- _The exercise_:
Below are some records; give them all again exactly, but not the pictures.

[Dataset rows about figures]
____________________
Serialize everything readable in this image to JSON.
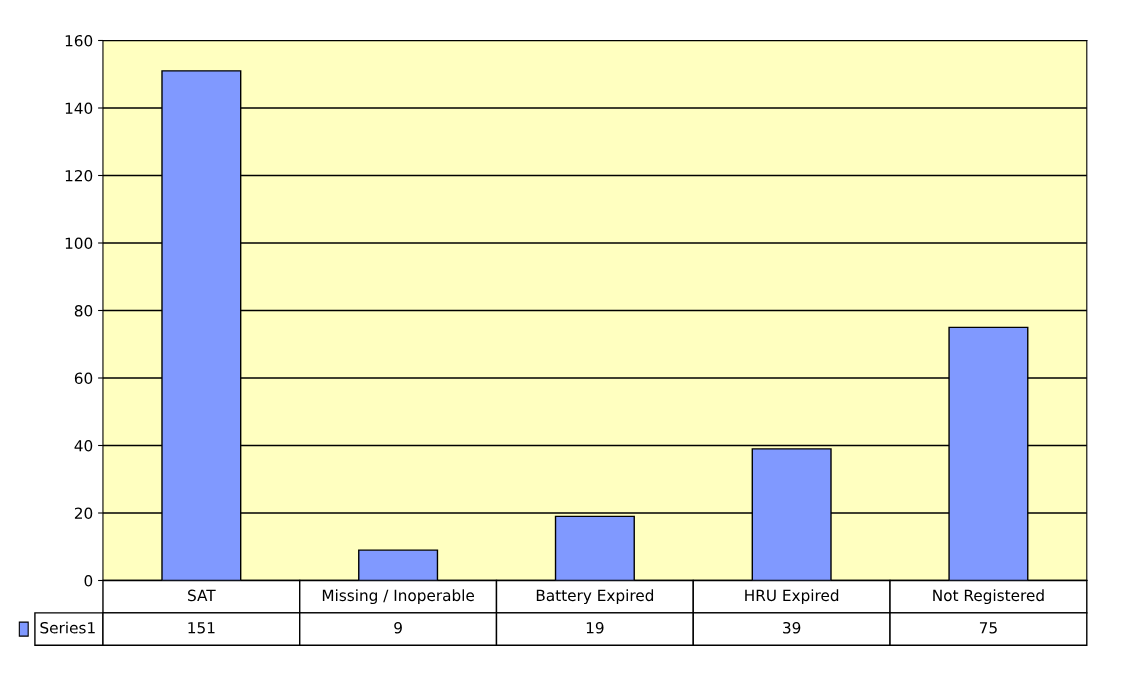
{
  "chart_data": {
    "type": "bar",
    "categories": [
      "SAT",
      "Missing / Inoperable",
      "Battery Expired",
      "HRU Expired",
      "Not Registered"
    ],
    "series": [
      {
        "name": "Series1",
        "color": "#8099ff",
        "values": [
          151,
          9,
          19,
          39,
          75
        ]
      }
    ],
    "ylim": [
      0,
      160
    ],
    "yticks": [
      0,
      20,
      40,
      60,
      80,
      100,
      120,
      140,
      160
    ],
    "grid": "y",
    "data_labels": true
  }
}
____________________
- _Answer to the task_:
Serialize everything readable in this image to JSON.
{
  "chart_data": {
    "type": "bar",
    "categories": [
      "SAT",
      "Missing / Inoperable",
      "Battery Expired",
      "HRU Expired",
      "Not Registered"
    ],
    "series": [
      {
        "name": "Series1",
        "color": "#8099ff",
        "values": [
          151,
          9,
          19,
          39,
          75
        ]
      }
    ],
    "ylim": [
      0,
      160
    ],
    "yticks": [
      0,
      20,
      40,
      60,
      80,
      100,
      120,
      140,
      160
    ],
    "grid": "y",
    "data_labels": true
  }
}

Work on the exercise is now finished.